Exercise requirements:
Reproduce every entry below precisely; do not include the pictures.

[Start Material provided]

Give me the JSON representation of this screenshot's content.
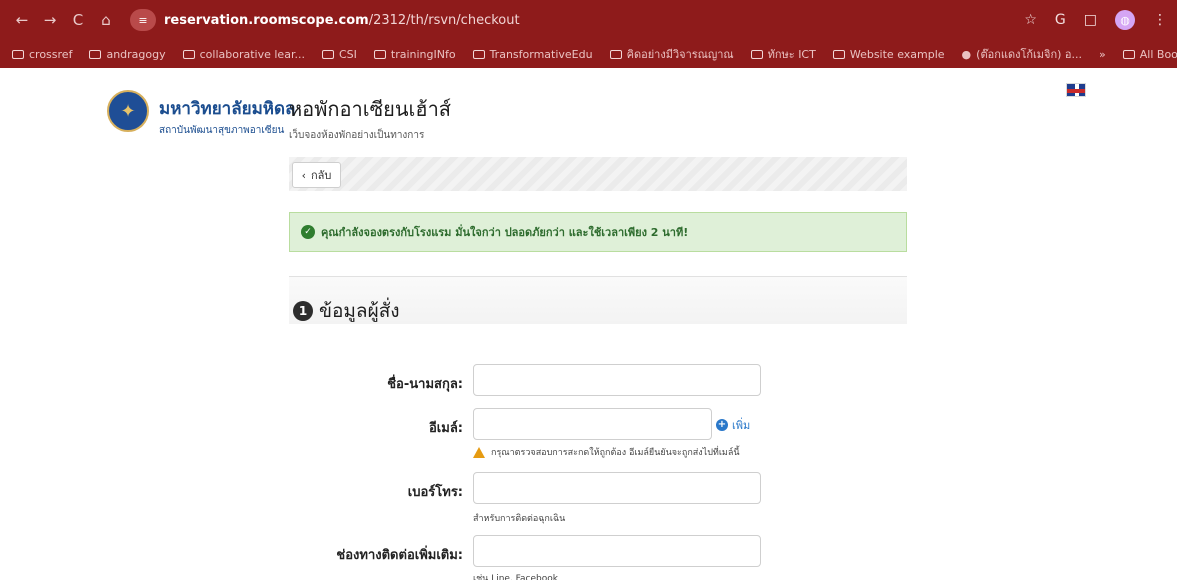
{
  "browser": {
    "back_icon": "←",
    "forward_icon": "→",
    "reload_icon": "C",
    "home_icon": "⌂",
    "site_icon": "≡",
    "url_domain": "reservation.roomscope.com",
    "url_path": "/2312/th/rsvn/checkout",
    "star_icon": "☆",
    "g_icon": "G",
    "puzzle_icon": "□",
    "profile_icon": "◍",
    "menu_icon": "⋮"
  },
  "bookmarks": [
    "crossref",
    "andragogy",
    "collaborative lear...",
    "CSI",
    "trainingINfo",
    "TransformativeEdu",
    "คิดอย่างมีวิจารณญาณ",
    "ทักษะ ICT",
    "Website example",
    "(ต๊อกแดงโก้เมจิก) อ...",
    "»",
    "All Bookmarks"
  ],
  "header": {
    "university": "มหาวิทยาลัยมหิดล",
    "institute": "สถาบันพัฒนาสุขภาพอาเซียน",
    "hotel_title": "หอพักอาเซียนเฮ้าส์",
    "hotel_subtitle": "เว็บจองห้องพักอย่างเป็นทางการ"
  },
  "actions": {
    "back_label": "กลับ",
    "back_icon": "‹"
  },
  "alert": {
    "icon": "✓",
    "message": "คุณกำลังจองตรงกับโรงแรม มั่นใจกว่า ปลอดภัยกว่า และใช้เวลาเพียง 2 นาที!"
  },
  "section": {
    "step_number": "1",
    "title": "ข้อมูลผู้สั่ง"
  },
  "form": {
    "name_label": "ชื่อ-นามสกุล:",
    "email_label": "อีเมล์:",
    "phone_label": "เบอร์โทร:",
    "contact_label": "ช่องทางติดต่อเพิ่มเติม:",
    "add_label": "เพิ่ม",
    "email_warning": "กรุณาตรวจสอบการสะกดให้ถูกต้อง อีเมล์ยืนยันจะถูกส่งไปที่เมล์นี้",
    "phone_help": "สำหรับการติดต่อฉุกเฉิน",
    "contact_help": "เช่น Line, Facebook"
  },
  "colors": {
    "browser_red": "#8e1b1b",
    "success_green": "#dff0d8",
    "link_blue": "#2a78c9",
    "warning_orange": "#e69b12"
  }
}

[End Material provided]

Response to the exercise:
Give me the JSON representation of this screenshot's content.
{
  "browser": {
    "back_icon": "←",
    "forward_icon": "→",
    "reload_icon": "C",
    "home_icon": "⌂",
    "site_icon": "≡",
    "url_domain": "reservation.roomscope.com",
    "url_path": "/2312/th/rsvn/checkout",
    "star_icon": "☆",
    "g_icon": "G",
    "puzzle_icon": "□",
    "profile_icon": "◍",
    "menu_icon": "⋮"
  },
  "bookmarks": [
    "crossref",
    "andragogy",
    "collaborative lear...",
    "CSI",
    "trainingINfo",
    "TransformativeEdu",
    "คิดอย่างมีวิจารณญาณ",
    "ทักษะ ICT",
    "Website example",
    "(ต๊อกแดงโก้เมจิก) อ...",
    "»",
    "All Bookmarks"
  ],
  "header": {
    "university": "มหาวิทยาลัยมหิดล",
    "institute": "สถาบันพัฒนาสุขภาพอาเซียน",
    "hotel_title": "หอพักอาเซียนเฮ้าส์",
    "hotel_subtitle": "เว็บจองห้องพักอย่างเป็นทางการ"
  },
  "actions": {
    "back_label": "กลับ",
    "back_icon": "‹"
  },
  "alert": {
    "icon": "✓",
    "message": "คุณกำลังจองตรงกับโรงแรม มั่นใจกว่า ปลอดภัยกว่า และใช้เวลาเพียง 2 นาที!"
  },
  "section": {
    "step_number": "1",
    "title": "ข้อมูลผู้สั่ง"
  },
  "form": {
    "name_label": "ชื่อ-นามสกุล:",
    "email_label": "อีเมล์:",
    "phone_label": "เบอร์โทร:",
    "contact_label": "ช่องทางติดต่อเพิ่มเติม:",
    "add_label": "เพิ่ม",
    "email_warning": "กรุณาตรวจสอบการสะกดให้ถูกต้อง อีเมล์ยืนยันจะถูกส่งไปที่เมล์นี้",
    "phone_help": "สำหรับการติดต่อฉุกเฉิน",
    "contact_help": "เช่น Line, Facebook"
  },
  "colors": {
    "browser_red": "#8e1b1b",
    "success_green": "#dff0d8",
    "link_blue": "#2a78c9",
    "warning_orange": "#e69b12"
  }
}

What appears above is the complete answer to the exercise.